◆ **Written instruction**:
Can you print every record below exactly as written?

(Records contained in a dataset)
__________

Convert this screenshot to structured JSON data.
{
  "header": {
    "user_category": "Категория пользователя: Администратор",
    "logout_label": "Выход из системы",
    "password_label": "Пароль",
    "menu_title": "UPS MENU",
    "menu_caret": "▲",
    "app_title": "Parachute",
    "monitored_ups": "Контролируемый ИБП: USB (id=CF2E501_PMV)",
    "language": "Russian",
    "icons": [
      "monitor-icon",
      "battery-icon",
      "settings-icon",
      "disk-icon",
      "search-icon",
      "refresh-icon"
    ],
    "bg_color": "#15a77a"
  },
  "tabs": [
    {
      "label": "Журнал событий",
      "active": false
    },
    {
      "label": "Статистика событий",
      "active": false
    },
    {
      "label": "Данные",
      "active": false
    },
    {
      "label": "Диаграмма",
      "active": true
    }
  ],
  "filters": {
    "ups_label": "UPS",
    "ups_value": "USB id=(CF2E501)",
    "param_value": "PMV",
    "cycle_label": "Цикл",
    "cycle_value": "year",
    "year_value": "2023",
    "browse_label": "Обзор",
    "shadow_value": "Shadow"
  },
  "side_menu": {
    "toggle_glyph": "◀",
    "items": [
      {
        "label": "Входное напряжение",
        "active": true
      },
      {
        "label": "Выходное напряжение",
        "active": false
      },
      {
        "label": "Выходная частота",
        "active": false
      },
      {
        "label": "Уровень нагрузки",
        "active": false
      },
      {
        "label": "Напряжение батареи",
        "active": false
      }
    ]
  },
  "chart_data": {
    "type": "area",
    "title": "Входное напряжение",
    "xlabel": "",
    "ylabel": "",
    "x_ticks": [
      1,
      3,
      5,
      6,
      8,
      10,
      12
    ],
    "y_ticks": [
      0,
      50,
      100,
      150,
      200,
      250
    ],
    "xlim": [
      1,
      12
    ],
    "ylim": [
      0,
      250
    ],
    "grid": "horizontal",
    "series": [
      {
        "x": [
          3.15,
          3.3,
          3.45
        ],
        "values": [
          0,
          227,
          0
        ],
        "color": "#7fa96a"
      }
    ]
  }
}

__________

◆ **In response**:
Convert this screenshot to structured JSON data.
{
  "header": {
    "user_category": "Категория пользователя: Администратор",
    "logout_label": "Выход из системы",
    "password_label": "Пароль",
    "menu_title": "UPS MENU",
    "menu_caret": "▲",
    "app_title": "Parachute",
    "monitored_ups": "Контролируемый ИБП: USB (id=CF2E501_PMV)",
    "language": "Russian",
    "icons": [
      "monitor-icon",
      "battery-icon",
      "settings-icon",
      "disk-icon",
      "search-icon",
      "refresh-icon"
    ],
    "bg_color": "#15a77a"
  },
  "tabs": [
    {
      "label": "Журнал событий",
      "active": false
    },
    {
      "label": "Статистика событий",
      "active": false
    },
    {
      "label": "Данные",
      "active": false
    },
    {
      "label": "Диаграмма",
      "active": true
    }
  ],
  "filters": {
    "ups_label": "UPS",
    "ups_value": "USB id=(CF2E501)",
    "param_value": "PMV",
    "cycle_label": "Цикл",
    "cycle_value": "year",
    "year_value": "2023",
    "browse_label": "Обзор",
    "shadow_value": "Shadow"
  },
  "side_menu": {
    "toggle_glyph": "◀",
    "items": [
      {
        "label": "Входное напряжение",
        "active": true
      },
      {
        "label": "Выходное напряжение",
        "active": false
      },
      {
        "label": "Выходная частота",
        "active": false
      },
      {
        "label": "Уровень нагрузки",
        "active": false
      },
      {
        "label": "Напряжение батареи",
        "active": false
      }
    ]
  },
  "chart_data": {
    "type": "area",
    "title": "Входное напряжение",
    "xlabel": "",
    "ylabel": "",
    "x_ticks": [
      1,
      3,
      5,
      6,
      8,
      10,
      12
    ],
    "y_ticks": [
      0,
      50,
      100,
      150,
      200,
      250
    ],
    "xlim": [
      1,
      12
    ],
    "ylim": [
      0,
      250
    ],
    "grid": "horizontal",
    "series": [
      {
        "x": [
          3.15,
          3.3,
          3.45
        ],
        "values": [
          0,
          227,
          0
        ],
        "color": "#7fa96a"
      }
    ]
  }
}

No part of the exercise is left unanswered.